Written request: Each line that follows is to be retyped exactly.

-- start of Data for processing --

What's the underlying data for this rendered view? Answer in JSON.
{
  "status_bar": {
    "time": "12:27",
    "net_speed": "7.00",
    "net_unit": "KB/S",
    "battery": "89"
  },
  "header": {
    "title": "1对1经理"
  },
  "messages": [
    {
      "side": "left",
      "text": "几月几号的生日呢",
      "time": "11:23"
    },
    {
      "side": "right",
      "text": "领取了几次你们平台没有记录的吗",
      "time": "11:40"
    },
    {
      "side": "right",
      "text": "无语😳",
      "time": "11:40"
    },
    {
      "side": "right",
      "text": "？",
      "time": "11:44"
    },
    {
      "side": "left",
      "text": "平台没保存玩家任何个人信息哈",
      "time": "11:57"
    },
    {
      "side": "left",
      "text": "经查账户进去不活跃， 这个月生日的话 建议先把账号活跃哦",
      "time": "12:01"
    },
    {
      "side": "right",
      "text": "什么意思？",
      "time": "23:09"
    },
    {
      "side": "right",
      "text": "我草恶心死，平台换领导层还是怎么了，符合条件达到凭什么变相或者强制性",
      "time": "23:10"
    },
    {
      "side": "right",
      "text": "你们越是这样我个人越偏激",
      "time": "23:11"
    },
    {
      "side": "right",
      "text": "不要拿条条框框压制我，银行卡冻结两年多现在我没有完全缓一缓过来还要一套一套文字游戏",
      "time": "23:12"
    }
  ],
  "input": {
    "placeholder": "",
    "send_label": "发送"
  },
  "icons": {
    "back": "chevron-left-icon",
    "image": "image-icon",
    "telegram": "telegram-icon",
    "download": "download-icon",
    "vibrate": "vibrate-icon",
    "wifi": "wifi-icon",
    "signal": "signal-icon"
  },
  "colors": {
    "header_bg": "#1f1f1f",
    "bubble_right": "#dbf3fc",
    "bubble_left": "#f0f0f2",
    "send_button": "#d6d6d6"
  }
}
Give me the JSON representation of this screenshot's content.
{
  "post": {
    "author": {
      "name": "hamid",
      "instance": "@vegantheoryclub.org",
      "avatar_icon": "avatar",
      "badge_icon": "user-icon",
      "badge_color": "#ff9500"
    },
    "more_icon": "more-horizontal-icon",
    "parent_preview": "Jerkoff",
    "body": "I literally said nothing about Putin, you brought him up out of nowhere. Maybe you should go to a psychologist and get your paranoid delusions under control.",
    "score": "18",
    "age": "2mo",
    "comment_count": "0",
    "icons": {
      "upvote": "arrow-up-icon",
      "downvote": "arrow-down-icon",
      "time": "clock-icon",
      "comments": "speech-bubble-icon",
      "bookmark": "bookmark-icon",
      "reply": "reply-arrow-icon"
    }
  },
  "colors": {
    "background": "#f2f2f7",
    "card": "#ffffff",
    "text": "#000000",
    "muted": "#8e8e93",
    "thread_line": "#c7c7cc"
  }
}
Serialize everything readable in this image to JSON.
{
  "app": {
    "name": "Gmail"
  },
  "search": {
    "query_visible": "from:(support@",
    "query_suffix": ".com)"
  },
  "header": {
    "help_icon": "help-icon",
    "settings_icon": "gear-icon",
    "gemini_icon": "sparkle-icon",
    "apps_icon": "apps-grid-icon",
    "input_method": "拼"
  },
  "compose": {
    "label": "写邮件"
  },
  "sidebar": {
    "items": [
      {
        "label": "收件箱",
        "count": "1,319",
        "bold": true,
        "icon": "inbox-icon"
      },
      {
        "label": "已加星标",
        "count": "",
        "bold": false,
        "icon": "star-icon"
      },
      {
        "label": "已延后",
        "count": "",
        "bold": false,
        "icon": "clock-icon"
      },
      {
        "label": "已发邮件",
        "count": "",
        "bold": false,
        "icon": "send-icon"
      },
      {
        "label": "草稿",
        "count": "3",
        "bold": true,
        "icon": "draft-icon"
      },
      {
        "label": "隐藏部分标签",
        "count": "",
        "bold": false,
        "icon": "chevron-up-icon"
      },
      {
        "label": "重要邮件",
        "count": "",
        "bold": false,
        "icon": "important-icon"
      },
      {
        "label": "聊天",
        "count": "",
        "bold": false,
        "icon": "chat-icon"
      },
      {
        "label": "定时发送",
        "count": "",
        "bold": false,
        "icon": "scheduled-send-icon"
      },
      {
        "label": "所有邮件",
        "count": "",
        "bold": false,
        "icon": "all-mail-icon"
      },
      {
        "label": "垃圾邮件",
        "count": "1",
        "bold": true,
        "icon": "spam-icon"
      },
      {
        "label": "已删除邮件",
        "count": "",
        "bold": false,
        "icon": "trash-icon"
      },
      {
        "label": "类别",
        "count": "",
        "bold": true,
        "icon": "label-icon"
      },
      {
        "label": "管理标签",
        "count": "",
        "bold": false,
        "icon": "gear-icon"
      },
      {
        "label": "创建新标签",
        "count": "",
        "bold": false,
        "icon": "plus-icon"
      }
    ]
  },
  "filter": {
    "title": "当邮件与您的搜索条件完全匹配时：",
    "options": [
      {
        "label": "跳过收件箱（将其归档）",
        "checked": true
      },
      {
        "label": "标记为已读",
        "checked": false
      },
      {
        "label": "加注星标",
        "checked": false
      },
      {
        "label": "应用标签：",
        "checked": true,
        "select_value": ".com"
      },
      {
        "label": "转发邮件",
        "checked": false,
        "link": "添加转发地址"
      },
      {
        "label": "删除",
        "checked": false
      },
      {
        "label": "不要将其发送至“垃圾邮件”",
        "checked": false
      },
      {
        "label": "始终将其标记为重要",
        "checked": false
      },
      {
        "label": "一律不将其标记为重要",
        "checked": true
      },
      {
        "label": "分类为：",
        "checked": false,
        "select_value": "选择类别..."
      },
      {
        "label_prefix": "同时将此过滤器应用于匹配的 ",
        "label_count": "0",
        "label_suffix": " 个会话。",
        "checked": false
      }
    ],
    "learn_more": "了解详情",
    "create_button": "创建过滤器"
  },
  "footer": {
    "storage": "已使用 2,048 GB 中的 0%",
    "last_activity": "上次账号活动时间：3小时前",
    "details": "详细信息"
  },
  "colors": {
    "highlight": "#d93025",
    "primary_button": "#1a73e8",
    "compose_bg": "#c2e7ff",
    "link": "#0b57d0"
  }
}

-- end of Data for processing --

Solved exercise:
What's the underlying data for this rendered view? Answer in JSON.
{
  "status_bar": {
    "time": "12:27",
    "net_speed": "7.00",
    "net_unit": "KB/S",
    "battery": "89"
  },
  "header": {
    "title": "1对1经理"
  },
  "messages": [
    {
      "side": "left",
      "text": "几月几号的生日呢",
      "time": "11:23"
    },
    {
      "side": "right",
      "text": "领取了几次你们平台没有记录的吗",
      "time": "11:40"
    },
    {
      "side": "right",
      "text": "无语😳",
      "time": "11:40"
    },
    {
      "side": "right",
      "text": "？",
      "time": "11:44"
    },
    {
      "side": "left",
      "text": "平台没保存玩家任何个人信息哈",
      "time": "11:57"
    },
    {
      "side": "left",
      "text": "经查账户进去不活跃， 这个月生日的话 建议先把账号活跃哦",
      "time": "12:01"
    },
    {
      "side": "right",
      "text": "什么意思？",
      "time": "23:09"
    },
    {
      "side": "right",
      "text": "我草恶心死，平台换领导层还是怎么了，符合条件达到凭什么变相或者强制性",
      "time": "23:10"
    },
    {
      "side": "right",
      "text": "你们越是这样我个人越偏激",
      "time": "23:11"
    },
    {
      "side": "right",
      "text": "不要拿条条框框压制我，银行卡冻结两年多现在我没有完全缓一缓过来还要一套一套文字游戏",
      "time": "23:12"
    }
  ],
  "input": {
    "placeholder": "",
    "send_label": "发送"
  },
  "icons": {
    "back": "chevron-left-icon",
    "image": "image-icon",
    "telegram": "telegram-icon",
    "download": "download-icon",
    "vibrate": "vibrate-icon",
    "wifi": "wifi-icon",
    "signal": "signal-icon"
  },
  "colors": {
    "header_bg": "#1f1f1f",
    "bubble_right": "#dbf3fc",
    "bubble_left": "#f0f0f2",
    "send_button": "#d6d6d6"
  }
}
Give me the JSON representation of this screenshot's content.
{
  "post": {
    "author": {
      "name": "hamid",
      "instance": "@vegantheoryclub.org",
      "avatar_icon": "avatar",
      "badge_icon": "user-icon",
      "badge_color": "#ff9500"
    },
    "more_icon": "more-horizontal-icon",
    "parent_preview": "Jerkoff",
    "body": "I literally said nothing about Putin, you brought him up out of nowhere. Maybe you should go to a psychologist and get your paranoid delusions under control.",
    "score": "18",
    "age": "2mo",
    "comment_count": "0",
    "icons": {
      "upvote": "arrow-up-icon",
      "downvote": "arrow-down-icon",
      "time": "clock-icon",
      "comments": "speech-bubble-icon",
      "bookmark": "bookmark-icon",
      "reply": "reply-arrow-icon"
    }
  },
  "colors": {
    "background": "#f2f2f7",
    "card": "#ffffff",
    "text": "#000000",
    "muted": "#8e8e93",
    "thread_line": "#c7c7cc"
  }
}
Serialize everything readable in this image to JSON.
{
  "app": {
    "name": "Gmail"
  },
  "search": {
    "query_visible": "from:(support@",
    "query_suffix": ".com)"
  },
  "header": {
    "help_icon": "help-icon",
    "settings_icon": "gear-icon",
    "gemini_icon": "sparkle-icon",
    "apps_icon": "apps-grid-icon",
    "input_method": "拼"
  },
  "compose": {
    "label": "写邮件"
  },
  "sidebar": {
    "items": [
      {
        "label": "收件箱",
        "count": "1,319",
        "bold": true,
        "icon": "inbox-icon"
      },
      {
        "label": "已加星标",
        "count": "",
        "bold": false,
        "icon": "star-icon"
      },
      {
        "label": "已延后",
        "count": "",
        "bold": false,
        "icon": "clock-icon"
      },
      {
        "label": "已发邮件",
        "count": "",
        "bold": false,
        "icon": "send-icon"
      },
      {
        "label": "草稿",
        "count": "3",
        "bold": true,
        "icon": "draft-icon"
      },
      {
        "label": "隐藏部分标签",
        "count": "",
        "bold": false,
        "icon": "chevron-up-icon"
      },
      {
        "label": "重要邮件",
        "count": "",
        "bold": false,
        "icon": "important-icon"
      },
      {
        "label": "聊天",
        "count": "",
        "bold": false,
        "icon": "chat-icon"
      },
      {
        "label": "定时发送",
        "count": "",
        "bold": false,
        "icon": "scheduled-send-icon"
      },
      {
        "label": "所有邮件",
        "count": "",
        "bold": false,
        "icon": "all-mail-icon"
      },
      {
        "label": "垃圾邮件",
        "count": "1",
        "bold": true,
        "icon": "spam-icon"
      },
      {
        "label": "已删除邮件",
        "count": "",
        "bold": false,
        "icon": "trash-icon"
      },
      {
        "label": "类别",
        "count": "",
        "bold": true,
        "icon": "label-icon"
      },
      {
        "label": "管理标签",
        "count": "",
        "bold": false,
        "icon": "gear-icon"
      },
      {
        "label": "创建新标签",
        "count": "",
        "bold": false,
        "icon": "plus-icon"
      }
    ]
  },
  "filter": {
    "title": "当邮件与您的搜索条件完全匹配时：",
    "options": [
      {
        "label": "跳过收件箱（将其归档）",
        "checked": true
      },
      {
        "label": "标记为已读",
        "checked": false
      },
      {
        "label": "加注星标",
        "checked": false
      },
      {
        "label": "应用标签：",
        "checked": true,
        "select_value": ".com"
      },
      {
        "label": "转发邮件",
        "checked": false,
        "link": "添加转发地址"
      },
      {
        "label": "删除",
        "checked": false
      },
      {
        "label": "不要将其发送至“垃圾邮件”",
        "checked": false
      },
      {
        "label": "始终将其标记为重要",
        "checked": false
      },
      {
        "label": "一律不将其标记为重要",
        "checked": true
      },
      {
        "label": "分类为：",
        "checked": false,
        "select_value": "选择类别..."
      },
      {
        "label_prefix": "同时将此过滤器应用于匹配的 ",
        "label_count": "0",
        "label_suffix": " 个会话。",
        "checked": false
      }
    ],
    "learn_more": "了解详情",
    "create_button": "创建过滤器"
  },
  "footer": {
    "storage": "已使用 2,048 GB 中的 0%",
    "last_activity": "上次账号活动时间：3小时前",
    "details": "详细信息"
  },
  "colors": {
    "highlight": "#d93025",
    "primary_button": "#1a73e8",
    "compose_bg": "#c2e7ff",
    "link": "#0b57d0"
  }
}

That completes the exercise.